[Collected data entries]

▼▼▼

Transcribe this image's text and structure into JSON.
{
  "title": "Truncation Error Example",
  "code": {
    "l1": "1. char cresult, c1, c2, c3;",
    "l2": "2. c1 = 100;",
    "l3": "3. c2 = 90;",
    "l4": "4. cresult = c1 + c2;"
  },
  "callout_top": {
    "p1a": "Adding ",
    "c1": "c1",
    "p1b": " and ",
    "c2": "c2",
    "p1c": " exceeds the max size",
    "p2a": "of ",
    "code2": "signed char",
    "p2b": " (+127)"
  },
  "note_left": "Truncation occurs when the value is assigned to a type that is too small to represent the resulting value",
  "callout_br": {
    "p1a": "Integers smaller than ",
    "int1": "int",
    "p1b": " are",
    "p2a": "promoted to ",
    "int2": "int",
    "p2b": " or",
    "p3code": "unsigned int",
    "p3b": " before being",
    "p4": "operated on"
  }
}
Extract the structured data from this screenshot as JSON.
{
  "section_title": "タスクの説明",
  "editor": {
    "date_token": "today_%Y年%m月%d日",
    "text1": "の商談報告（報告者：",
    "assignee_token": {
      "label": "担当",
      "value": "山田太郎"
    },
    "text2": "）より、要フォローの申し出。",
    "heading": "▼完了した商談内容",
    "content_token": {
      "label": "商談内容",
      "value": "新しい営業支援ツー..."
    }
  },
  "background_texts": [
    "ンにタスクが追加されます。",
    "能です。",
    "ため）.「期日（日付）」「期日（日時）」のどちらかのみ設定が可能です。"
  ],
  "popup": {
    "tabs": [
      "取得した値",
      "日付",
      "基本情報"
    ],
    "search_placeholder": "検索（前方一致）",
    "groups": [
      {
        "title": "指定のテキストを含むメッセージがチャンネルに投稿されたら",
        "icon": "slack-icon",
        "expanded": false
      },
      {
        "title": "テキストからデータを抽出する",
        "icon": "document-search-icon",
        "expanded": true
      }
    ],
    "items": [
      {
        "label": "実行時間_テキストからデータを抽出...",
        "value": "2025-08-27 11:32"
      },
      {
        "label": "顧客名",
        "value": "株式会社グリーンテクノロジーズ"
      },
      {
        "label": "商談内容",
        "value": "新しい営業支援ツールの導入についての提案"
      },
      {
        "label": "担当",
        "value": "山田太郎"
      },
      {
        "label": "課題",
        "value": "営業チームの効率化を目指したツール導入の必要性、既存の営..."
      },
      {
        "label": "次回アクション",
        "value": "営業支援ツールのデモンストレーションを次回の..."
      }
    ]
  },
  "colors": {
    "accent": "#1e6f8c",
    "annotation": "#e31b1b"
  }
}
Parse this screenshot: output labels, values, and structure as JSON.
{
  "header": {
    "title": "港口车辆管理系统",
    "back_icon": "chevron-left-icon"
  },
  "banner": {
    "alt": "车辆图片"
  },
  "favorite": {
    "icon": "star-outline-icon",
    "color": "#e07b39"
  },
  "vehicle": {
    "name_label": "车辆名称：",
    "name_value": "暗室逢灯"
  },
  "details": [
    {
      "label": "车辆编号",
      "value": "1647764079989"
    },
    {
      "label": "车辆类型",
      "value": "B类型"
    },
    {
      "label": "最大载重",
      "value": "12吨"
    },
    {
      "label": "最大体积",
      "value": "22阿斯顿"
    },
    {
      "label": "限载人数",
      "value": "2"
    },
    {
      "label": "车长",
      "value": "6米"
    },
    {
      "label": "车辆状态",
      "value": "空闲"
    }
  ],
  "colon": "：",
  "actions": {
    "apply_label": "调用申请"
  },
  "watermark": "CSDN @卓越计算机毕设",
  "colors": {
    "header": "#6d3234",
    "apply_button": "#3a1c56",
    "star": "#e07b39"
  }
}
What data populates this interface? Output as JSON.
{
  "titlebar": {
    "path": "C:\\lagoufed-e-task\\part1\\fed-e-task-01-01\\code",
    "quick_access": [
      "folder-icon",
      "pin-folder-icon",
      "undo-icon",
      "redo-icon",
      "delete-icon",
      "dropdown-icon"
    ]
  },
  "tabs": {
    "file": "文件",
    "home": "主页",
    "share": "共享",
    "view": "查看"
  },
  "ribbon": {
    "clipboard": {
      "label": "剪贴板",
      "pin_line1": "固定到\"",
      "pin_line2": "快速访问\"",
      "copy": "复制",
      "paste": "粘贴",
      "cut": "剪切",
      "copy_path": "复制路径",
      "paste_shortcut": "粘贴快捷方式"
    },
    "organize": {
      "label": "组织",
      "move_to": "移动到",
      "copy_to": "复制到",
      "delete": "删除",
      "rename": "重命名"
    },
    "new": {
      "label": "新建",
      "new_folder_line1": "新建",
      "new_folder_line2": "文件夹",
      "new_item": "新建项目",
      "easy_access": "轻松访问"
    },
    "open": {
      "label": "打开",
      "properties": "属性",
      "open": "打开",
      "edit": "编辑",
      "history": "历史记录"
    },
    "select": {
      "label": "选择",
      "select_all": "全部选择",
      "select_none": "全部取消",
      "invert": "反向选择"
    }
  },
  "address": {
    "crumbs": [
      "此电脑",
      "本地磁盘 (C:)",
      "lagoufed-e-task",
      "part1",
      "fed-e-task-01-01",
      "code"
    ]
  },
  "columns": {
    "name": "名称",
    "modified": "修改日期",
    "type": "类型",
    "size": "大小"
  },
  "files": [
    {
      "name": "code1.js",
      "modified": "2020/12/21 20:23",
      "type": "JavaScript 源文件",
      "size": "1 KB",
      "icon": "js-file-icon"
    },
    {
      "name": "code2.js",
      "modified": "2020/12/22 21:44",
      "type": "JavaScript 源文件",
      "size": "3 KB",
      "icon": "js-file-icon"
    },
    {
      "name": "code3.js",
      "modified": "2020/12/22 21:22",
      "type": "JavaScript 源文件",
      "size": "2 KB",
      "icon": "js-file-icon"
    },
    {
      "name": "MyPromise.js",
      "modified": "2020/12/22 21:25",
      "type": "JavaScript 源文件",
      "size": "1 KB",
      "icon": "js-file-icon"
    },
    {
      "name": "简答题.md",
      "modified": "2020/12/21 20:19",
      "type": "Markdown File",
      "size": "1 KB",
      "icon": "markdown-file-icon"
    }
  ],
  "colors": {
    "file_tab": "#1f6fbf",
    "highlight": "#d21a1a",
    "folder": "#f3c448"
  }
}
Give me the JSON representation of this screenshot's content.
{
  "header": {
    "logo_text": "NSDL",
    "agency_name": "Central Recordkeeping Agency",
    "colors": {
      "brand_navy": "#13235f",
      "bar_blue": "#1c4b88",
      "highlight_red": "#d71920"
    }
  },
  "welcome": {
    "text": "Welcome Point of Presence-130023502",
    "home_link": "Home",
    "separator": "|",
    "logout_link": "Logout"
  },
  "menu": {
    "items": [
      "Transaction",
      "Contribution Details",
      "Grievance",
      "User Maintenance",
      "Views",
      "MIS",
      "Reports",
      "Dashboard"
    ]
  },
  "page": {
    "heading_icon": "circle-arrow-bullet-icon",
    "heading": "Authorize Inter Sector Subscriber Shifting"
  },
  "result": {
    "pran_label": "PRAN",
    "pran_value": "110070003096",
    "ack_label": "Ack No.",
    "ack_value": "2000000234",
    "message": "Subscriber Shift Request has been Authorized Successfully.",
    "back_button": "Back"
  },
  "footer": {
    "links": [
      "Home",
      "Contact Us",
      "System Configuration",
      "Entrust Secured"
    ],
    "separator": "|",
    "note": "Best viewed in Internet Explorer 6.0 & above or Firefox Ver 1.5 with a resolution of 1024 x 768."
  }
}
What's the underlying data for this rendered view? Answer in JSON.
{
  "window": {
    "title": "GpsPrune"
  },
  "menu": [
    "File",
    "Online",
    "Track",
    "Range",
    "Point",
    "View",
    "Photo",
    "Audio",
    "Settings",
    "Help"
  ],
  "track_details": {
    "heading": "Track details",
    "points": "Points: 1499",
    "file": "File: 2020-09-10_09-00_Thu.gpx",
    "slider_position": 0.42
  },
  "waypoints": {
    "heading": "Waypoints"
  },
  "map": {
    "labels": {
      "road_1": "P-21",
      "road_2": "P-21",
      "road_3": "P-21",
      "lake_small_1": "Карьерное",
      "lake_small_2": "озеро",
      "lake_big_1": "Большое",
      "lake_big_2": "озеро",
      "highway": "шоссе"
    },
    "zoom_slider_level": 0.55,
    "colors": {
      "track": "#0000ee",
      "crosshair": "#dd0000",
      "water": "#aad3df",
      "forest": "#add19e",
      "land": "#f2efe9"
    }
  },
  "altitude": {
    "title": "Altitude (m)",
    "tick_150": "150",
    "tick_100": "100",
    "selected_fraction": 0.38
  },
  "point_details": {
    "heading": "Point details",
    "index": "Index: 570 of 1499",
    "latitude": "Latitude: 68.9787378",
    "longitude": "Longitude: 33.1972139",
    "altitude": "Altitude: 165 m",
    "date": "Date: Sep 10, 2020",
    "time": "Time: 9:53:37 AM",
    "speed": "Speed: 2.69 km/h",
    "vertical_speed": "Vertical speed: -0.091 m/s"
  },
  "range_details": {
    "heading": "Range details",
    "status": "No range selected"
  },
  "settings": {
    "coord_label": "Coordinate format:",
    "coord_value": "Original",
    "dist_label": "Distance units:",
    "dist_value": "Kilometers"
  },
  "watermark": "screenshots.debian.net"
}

▲▲▲

▸ Work required
Using the listing above, pick out each line that contains the word "this", then copy it.

▸ Written response
Transcribe this image's text and structure into JSON.
Extract the structured data from this screenshot as JSON.
Parse this screenshot: output labels, values, and structure as JSON.
What data populates this interface? Output as JSON.
Give me the JSON representation of this screenshot's content.
What's the underlying data for this rendered view? Answer in JSON.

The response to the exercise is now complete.